■ Stated goal
Retype all of the data exactly as given.

(Extracts from a graphics dataset)
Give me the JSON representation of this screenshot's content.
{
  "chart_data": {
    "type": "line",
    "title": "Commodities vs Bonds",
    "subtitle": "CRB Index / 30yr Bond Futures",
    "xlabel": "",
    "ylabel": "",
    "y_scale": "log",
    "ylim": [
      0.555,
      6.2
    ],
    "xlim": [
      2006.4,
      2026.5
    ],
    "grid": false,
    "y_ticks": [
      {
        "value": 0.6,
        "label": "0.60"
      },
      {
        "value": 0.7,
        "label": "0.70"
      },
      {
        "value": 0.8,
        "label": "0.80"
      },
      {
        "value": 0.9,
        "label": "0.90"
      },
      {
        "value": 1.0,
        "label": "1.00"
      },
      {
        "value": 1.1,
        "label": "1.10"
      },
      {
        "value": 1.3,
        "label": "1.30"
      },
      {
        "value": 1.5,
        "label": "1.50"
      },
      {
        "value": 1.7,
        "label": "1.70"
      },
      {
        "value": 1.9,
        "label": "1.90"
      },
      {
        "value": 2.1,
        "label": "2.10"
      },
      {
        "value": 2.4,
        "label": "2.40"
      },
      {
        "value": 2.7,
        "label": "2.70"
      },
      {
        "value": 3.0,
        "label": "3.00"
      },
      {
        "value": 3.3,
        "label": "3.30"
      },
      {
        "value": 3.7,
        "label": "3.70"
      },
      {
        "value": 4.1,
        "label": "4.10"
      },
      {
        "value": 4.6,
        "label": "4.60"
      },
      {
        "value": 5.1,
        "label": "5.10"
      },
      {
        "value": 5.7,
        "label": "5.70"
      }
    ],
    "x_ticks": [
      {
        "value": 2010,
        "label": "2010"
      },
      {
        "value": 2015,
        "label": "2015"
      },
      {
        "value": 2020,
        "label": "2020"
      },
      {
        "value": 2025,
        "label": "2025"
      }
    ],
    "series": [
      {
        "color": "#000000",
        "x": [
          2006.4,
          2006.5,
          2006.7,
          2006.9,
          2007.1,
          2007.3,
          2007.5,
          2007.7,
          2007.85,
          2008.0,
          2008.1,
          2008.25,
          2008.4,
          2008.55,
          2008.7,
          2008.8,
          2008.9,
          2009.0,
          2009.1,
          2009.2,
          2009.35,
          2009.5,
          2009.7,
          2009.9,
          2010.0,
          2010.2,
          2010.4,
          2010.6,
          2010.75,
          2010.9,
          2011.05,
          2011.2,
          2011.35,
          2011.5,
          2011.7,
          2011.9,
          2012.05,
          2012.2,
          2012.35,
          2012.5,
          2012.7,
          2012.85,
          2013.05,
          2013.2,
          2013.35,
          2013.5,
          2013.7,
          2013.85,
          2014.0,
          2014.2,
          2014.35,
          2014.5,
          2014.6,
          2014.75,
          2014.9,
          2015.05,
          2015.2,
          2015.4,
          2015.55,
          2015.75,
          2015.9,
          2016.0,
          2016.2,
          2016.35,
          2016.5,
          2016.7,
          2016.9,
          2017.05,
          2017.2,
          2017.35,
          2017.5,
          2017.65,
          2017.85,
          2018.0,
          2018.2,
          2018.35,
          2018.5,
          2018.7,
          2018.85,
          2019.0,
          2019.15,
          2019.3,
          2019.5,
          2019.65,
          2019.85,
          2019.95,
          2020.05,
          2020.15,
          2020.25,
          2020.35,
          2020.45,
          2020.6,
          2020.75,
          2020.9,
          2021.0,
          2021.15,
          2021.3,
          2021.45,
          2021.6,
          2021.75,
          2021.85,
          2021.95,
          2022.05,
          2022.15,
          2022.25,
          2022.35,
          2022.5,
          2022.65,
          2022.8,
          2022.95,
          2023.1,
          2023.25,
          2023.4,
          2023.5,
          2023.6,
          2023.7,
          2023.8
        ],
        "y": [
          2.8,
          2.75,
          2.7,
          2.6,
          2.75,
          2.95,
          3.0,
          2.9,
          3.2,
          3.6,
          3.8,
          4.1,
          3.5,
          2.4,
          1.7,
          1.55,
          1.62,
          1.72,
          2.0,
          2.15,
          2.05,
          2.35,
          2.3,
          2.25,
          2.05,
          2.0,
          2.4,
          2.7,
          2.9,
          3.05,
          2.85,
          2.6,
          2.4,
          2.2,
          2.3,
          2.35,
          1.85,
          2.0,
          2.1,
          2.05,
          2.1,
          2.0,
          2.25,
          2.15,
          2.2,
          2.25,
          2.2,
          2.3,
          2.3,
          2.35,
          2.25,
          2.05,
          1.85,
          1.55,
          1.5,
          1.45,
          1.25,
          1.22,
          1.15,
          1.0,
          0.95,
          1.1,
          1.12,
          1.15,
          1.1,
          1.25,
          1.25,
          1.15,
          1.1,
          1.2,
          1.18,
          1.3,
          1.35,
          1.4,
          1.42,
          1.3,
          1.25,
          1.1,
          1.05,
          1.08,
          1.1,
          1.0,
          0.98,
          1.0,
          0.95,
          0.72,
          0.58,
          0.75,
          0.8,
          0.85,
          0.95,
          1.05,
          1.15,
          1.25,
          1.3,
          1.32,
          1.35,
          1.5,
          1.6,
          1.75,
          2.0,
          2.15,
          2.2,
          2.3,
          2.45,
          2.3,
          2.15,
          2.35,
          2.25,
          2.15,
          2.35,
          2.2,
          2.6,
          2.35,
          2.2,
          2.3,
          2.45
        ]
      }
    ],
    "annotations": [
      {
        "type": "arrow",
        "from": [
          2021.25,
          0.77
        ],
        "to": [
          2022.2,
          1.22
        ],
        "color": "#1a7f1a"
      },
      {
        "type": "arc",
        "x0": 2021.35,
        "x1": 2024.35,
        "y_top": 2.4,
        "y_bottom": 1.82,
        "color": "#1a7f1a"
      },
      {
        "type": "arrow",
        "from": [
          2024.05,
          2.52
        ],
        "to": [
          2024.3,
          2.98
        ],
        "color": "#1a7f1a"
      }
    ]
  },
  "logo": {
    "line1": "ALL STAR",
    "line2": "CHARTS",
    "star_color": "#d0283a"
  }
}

■ Reply
Give me the JSON representation of this screenshot's content.
{
  "chart_data": {
    "type": "line",
    "title": "Commodities vs Bonds",
    "subtitle": "CRB Index / 30yr Bond Futures",
    "xlabel": "",
    "ylabel": "",
    "y_scale": "log",
    "ylim": [
      0.555,
      6.2
    ],
    "xlim": [
      2006.4,
      2026.5
    ],
    "grid": false,
    "y_ticks": [
      {
        "value": 0.6,
        "label": "0.60"
      },
      {
        "value": 0.7,
        "label": "0.70"
      },
      {
        "value": 0.8,
        "label": "0.80"
      },
      {
        "value": 0.9,
        "label": "0.90"
      },
      {
        "value": 1.0,
        "label": "1.00"
      },
      {
        "value": 1.1,
        "label": "1.10"
      },
      {
        "value": 1.3,
        "label": "1.30"
      },
      {
        "value": 1.5,
        "label": "1.50"
      },
      {
        "value": 1.7,
        "label": "1.70"
      },
      {
        "value": 1.9,
        "label": "1.90"
      },
      {
        "value": 2.1,
        "label": "2.10"
      },
      {
        "value": 2.4,
        "label": "2.40"
      },
      {
        "value": 2.7,
        "label": "2.70"
      },
      {
        "value": 3.0,
        "label": "3.00"
      },
      {
        "value": 3.3,
        "label": "3.30"
      },
      {
        "value": 3.7,
        "label": "3.70"
      },
      {
        "value": 4.1,
        "label": "4.10"
      },
      {
        "value": 4.6,
        "label": "4.60"
      },
      {
        "value": 5.1,
        "label": "5.10"
      },
      {
        "value": 5.7,
        "label": "5.70"
      }
    ],
    "x_ticks": [
      {
        "value": 2010,
        "label": "2010"
      },
      {
        "value": 2015,
        "label": "2015"
      },
      {
        "value": 2020,
        "label": "2020"
      },
      {
        "value": 2025,
        "label": "2025"
      }
    ],
    "series": [
      {
        "color": "#000000",
        "x": [
          2006.4,
          2006.5,
          2006.7,
          2006.9,
          2007.1,
          2007.3,
          2007.5,
          2007.7,
          2007.85,
          2008.0,
          2008.1,
          2008.25,
          2008.4,
          2008.55,
          2008.7,
          2008.8,
          2008.9,
          2009.0,
          2009.1,
          2009.2,
          2009.35,
          2009.5,
          2009.7,
          2009.9,
          2010.0,
          2010.2,
          2010.4,
          2010.6,
          2010.75,
          2010.9,
          2011.05,
          2011.2,
          2011.35,
          2011.5,
          2011.7,
          2011.9,
          2012.05,
          2012.2,
          2012.35,
          2012.5,
          2012.7,
          2012.85,
          2013.05,
          2013.2,
          2013.35,
          2013.5,
          2013.7,
          2013.85,
          2014.0,
          2014.2,
          2014.35,
          2014.5,
          2014.6,
          2014.75,
          2014.9,
          2015.05,
          2015.2,
          2015.4,
          2015.55,
          2015.75,
          2015.9,
          2016.0,
          2016.2,
          2016.35,
          2016.5,
          2016.7,
          2016.9,
          2017.05,
          2017.2,
          2017.35,
          2017.5,
          2017.65,
          2017.85,
          2018.0,
          2018.2,
          2018.35,
          2018.5,
          2018.7,
          2018.85,
          2019.0,
          2019.15,
          2019.3,
          2019.5,
          2019.65,
          2019.85,
          2019.95,
          2020.05,
          2020.15,
          2020.25,
          2020.35,
          2020.45,
          2020.6,
          2020.75,
          2020.9,
          2021.0,
          2021.15,
          2021.3,
          2021.45,
          2021.6,
          2021.75,
          2021.85,
          2021.95,
          2022.05,
          2022.15,
          2022.25,
          2022.35,
          2022.5,
          2022.65,
          2022.8,
          2022.95,
          2023.1,
          2023.25,
          2023.4,
          2023.5,
          2023.6,
          2023.7,
          2023.8
        ],
        "y": [
          2.8,
          2.75,
          2.7,
          2.6,
          2.75,
          2.95,
          3.0,
          2.9,
          3.2,
          3.6,
          3.8,
          4.1,
          3.5,
          2.4,
          1.7,
          1.55,
          1.62,
          1.72,
          2.0,
          2.15,
          2.05,
          2.35,
          2.3,
          2.25,
          2.05,
          2.0,
          2.4,
          2.7,
          2.9,
          3.05,
          2.85,
          2.6,
          2.4,
          2.2,
          2.3,
          2.35,
          1.85,
          2.0,
          2.1,
          2.05,
          2.1,
          2.0,
          2.25,
          2.15,
          2.2,
          2.25,
          2.2,
          2.3,
          2.3,
          2.35,
          2.25,
          2.05,
          1.85,
          1.55,
          1.5,
          1.45,
          1.25,
          1.22,
          1.15,
          1.0,
          0.95,
          1.1,
          1.12,
          1.15,
          1.1,
          1.25,
          1.25,
          1.15,
          1.1,
          1.2,
          1.18,
          1.3,
          1.35,
          1.4,
          1.42,
          1.3,
          1.25,
          1.1,
          1.05,
          1.08,
          1.1,
          1.0,
          0.98,
          1.0,
          0.95,
          0.72,
          0.58,
          0.75,
          0.8,
          0.85,
          0.95,
          1.05,
          1.15,
          1.25,
          1.3,
          1.32,
          1.35,
          1.5,
          1.6,
          1.75,
          2.0,
          2.15,
          2.2,
          2.3,
          2.45,
          2.3,
          2.15,
          2.35,
          2.25,
          2.15,
          2.35,
          2.2,
          2.6,
          2.35,
          2.2,
          2.3,
          2.45
        ]
      }
    ],
    "annotations": [
      {
        "type": "arrow",
        "from": [
          2021.25,
          0.77
        ],
        "to": [
          2022.2,
          1.22
        ],
        "color": "#1a7f1a"
      },
      {
        "type": "arc",
        "x0": 2021.35,
        "x1": 2024.35,
        "y_top": 2.4,
        "y_bottom": 1.82,
        "color": "#1a7f1a"
      },
      {
        "type": "arrow",
        "from": [
          2024.05,
          2.52
        ],
        "to": [
          2024.3,
          2.98
        ],
        "color": "#1a7f1a"
      }
    ]
  },
  "logo": {
    "line1": "ALL STAR",
    "line2": "CHARTS",
    "star_color": "#d0283a"
  }
}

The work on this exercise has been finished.